— Start of TASK MATERIAL —
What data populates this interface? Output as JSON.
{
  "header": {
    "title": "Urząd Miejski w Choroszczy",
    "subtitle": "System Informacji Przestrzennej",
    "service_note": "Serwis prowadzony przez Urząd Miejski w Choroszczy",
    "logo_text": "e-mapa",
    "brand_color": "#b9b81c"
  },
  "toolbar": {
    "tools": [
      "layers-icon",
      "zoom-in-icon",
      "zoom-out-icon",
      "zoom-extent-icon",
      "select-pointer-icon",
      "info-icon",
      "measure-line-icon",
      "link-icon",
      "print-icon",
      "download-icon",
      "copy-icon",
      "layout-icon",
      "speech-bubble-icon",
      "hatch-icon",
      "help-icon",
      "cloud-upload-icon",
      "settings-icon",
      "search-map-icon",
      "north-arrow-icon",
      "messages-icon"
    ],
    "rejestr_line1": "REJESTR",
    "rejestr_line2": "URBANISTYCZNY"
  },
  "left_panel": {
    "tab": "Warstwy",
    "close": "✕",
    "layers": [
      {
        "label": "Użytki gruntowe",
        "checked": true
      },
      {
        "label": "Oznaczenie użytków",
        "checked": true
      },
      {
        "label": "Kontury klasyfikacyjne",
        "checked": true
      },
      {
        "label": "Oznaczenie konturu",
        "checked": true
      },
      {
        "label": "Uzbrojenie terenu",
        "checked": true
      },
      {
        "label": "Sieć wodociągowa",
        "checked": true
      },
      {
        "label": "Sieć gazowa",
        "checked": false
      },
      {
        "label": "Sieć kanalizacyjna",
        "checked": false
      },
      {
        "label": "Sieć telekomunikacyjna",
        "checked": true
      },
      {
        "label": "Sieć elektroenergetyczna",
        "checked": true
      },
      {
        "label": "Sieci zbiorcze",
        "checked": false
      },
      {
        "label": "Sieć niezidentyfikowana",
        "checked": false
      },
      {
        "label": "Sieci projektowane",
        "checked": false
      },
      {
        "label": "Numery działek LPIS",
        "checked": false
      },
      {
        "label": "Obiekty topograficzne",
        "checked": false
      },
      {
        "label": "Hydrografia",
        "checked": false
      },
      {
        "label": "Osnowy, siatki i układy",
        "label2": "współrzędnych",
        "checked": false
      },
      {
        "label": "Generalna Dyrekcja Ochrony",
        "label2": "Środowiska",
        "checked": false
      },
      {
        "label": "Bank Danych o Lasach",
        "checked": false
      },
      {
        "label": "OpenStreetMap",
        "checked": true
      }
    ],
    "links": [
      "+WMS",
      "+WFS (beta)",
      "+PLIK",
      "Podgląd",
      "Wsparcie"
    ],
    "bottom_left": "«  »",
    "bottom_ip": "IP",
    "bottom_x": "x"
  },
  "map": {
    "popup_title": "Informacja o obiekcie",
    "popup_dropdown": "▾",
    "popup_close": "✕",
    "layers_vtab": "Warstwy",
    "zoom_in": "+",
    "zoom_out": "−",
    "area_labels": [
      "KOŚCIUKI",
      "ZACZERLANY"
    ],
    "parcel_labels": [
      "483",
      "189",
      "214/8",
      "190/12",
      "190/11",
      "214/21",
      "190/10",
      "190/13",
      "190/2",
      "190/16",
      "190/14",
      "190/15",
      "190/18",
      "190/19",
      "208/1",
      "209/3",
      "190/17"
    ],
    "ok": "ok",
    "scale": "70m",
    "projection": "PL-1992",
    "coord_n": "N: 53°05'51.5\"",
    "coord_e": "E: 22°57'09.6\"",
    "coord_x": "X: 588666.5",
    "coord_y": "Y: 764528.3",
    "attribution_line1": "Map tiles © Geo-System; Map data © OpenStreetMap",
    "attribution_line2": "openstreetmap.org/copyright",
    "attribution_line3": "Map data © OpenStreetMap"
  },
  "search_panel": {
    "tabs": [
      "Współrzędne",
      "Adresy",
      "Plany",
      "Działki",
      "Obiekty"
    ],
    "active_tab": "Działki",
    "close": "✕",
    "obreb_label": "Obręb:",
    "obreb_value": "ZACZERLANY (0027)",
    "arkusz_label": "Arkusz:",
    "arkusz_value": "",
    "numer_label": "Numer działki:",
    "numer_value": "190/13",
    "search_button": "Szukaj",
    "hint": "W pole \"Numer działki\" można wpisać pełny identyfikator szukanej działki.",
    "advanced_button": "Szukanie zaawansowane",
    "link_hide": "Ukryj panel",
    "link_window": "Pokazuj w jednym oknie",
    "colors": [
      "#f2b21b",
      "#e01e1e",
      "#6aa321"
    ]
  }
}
— End of TASK MATERIAL —
• _WHAT IS EXPECTED_
Quote the whole listing above, leaving nothing out.

• _SOLUTION FOR THIS PROBLEM_
What data populates this interface? Output as JSON.
{
  "header": {
    "title": "Urząd Miejski w Choroszczy",
    "subtitle": "System Informacji Przestrzennej",
    "service_note": "Serwis prowadzony przez Urząd Miejski w Choroszczy",
    "logo_text": "e-mapa",
    "brand_color": "#b9b81c"
  },
  "toolbar": {
    "tools": [
      "layers-icon",
      "zoom-in-icon",
      "zoom-out-icon",
      "zoom-extent-icon",
      "select-pointer-icon",
      "info-icon",
      "measure-line-icon",
      "link-icon",
      "print-icon",
      "download-icon",
      "copy-icon",
      "layout-icon",
      "speech-bubble-icon",
      "hatch-icon",
      "help-icon",
      "cloud-upload-icon",
      "settings-icon",
      "search-map-icon",
      "north-arrow-icon",
      "messages-icon"
    ],
    "rejestr_line1": "REJESTR",
    "rejestr_line2": "URBANISTYCZNY"
  },
  "left_panel": {
    "tab": "Warstwy",
    "close": "✕",
    "layers": [
      {
        "label": "Użytki gruntowe",
        "checked": true
      },
      {
        "label": "Oznaczenie użytków",
        "checked": true
      },
      {
        "label": "Kontury klasyfikacyjne",
        "checked": true
      },
      {
        "label": "Oznaczenie konturu",
        "checked": true
      },
      {
        "label": "Uzbrojenie terenu",
        "checked": true
      },
      {
        "label": "Sieć wodociągowa",
        "checked": true
      },
      {
        "label": "Sieć gazowa",
        "checked": false
      },
      {
        "label": "Sieć kanalizacyjna",
        "checked": false
      },
      {
        "label": "Sieć telekomunikacyjna",
        "checked": true
      },
      {
        "label": "Sieć elektroenergetyczna",
        "checked": true
      },
      {
        "label": "Sieci zbiorcze",
        "checked": false
      },
      {
        "label": "Sieć niezidentyfikowana",
        "checked": false
      },
      {
        "label": "Sieci projektowane",
        "checked": false
      },
      {
        "label": "Numery działek LPIS",
        "checked": false
      },
      {
        "label": "Obiekty topograficzne",
        "checked": false
      },
      {
        "label": "Hydrografia",
        "checked": false
      },
      {
        "label": "Osnowy, siatki i układy",
        "label2": "współrzędnych",
        "checked": false
      },
      {
        "label": "Generalna Dyrekcja Ochrony",
        "label2": "Środowiska",
        "checked": false
      },
      {
        "label": "Bank Danych o Lasach",
        "checked": false
      },
      {
        "label": "OpenStreetMap",
        "checked": true
      }
    ],
    "links": [
      "+WMS",
      "+WFS (beta)",
      "+PLIK",
      "Podgląd",
      "Wsparcie"
    ],
    "bottom_left": "«  »",
    "bottom_ip": "IP",
    "bottom_x": "x"
  },
  "map": {
    "popup_title": "Informacja o obiekcie",
    "popup_dropdown": "▾",
    "popup_close": "✕",
    "layers_vtab": "Warstwy",
    "zoom_in": "+",
    "zoom_out": "−",
    "area_labels": [
      "KOŚCIUKI",
      "ZACZERLANY"
    ],
    "parcel_labels": [
      "483",
      "189",
      "214/8",
      "190/12",
      "190/11",
      "214/21",
      "190/10",
      "190/13",
      "190/2",
      "190/16",
      "190/14",
      "190/15",
      "190/18",
      "190/19",
      "208/1",
      "209/3",
      "190/17"
    ],
    "ok": "ok",
    "scale": "70m",
    "projection": "PL-1992",
    "coord_n": "N: 53°05'51.5\"",
    "coord_e": "E: 22°57'09.6\"",
    "coord_x": "X: 588666.5",
    "coord_y": "Y: 764528.3",
    "attribution_line1": "Map tiles © Geo-System; Map data © OpenStreetMap",
    "attribution_line2": "openstreetmap.org/copyright",
    "attribution_line3": "Map data © OpenStreetMap"
  },
  "search_panel": {
    "tabs": [
      "Współrzędne",
      "Adresy",
      "Plany",
      "Działki",
      "Obiekty"
    ],
    "active_tab": "Działki",
    "close": "✕",
    "obreb_label": "Obręb:",
    "obreb_value": "ZACZERLANY (0027)",
    "arkusz_label": "Arkusz:",
    "arkusz_value": "",
    "numer_label": "Numer działki:",
    "numer_value": "190/13",
    "search_button": "Szukaj",
    "hint": "W pole \"Numer działki\" można wpisać pełny identyfikator szukanej działki.",
    "advanced_button": "Szukanie zaawansowane",
    "link_hide": "Ukryj panel",
    "link_window": "Pokazuj w jednym oknie",
    "colors": [
      "#f2b21b",
      "#e01e1e",
      "#6aa321"
    ]
  }
}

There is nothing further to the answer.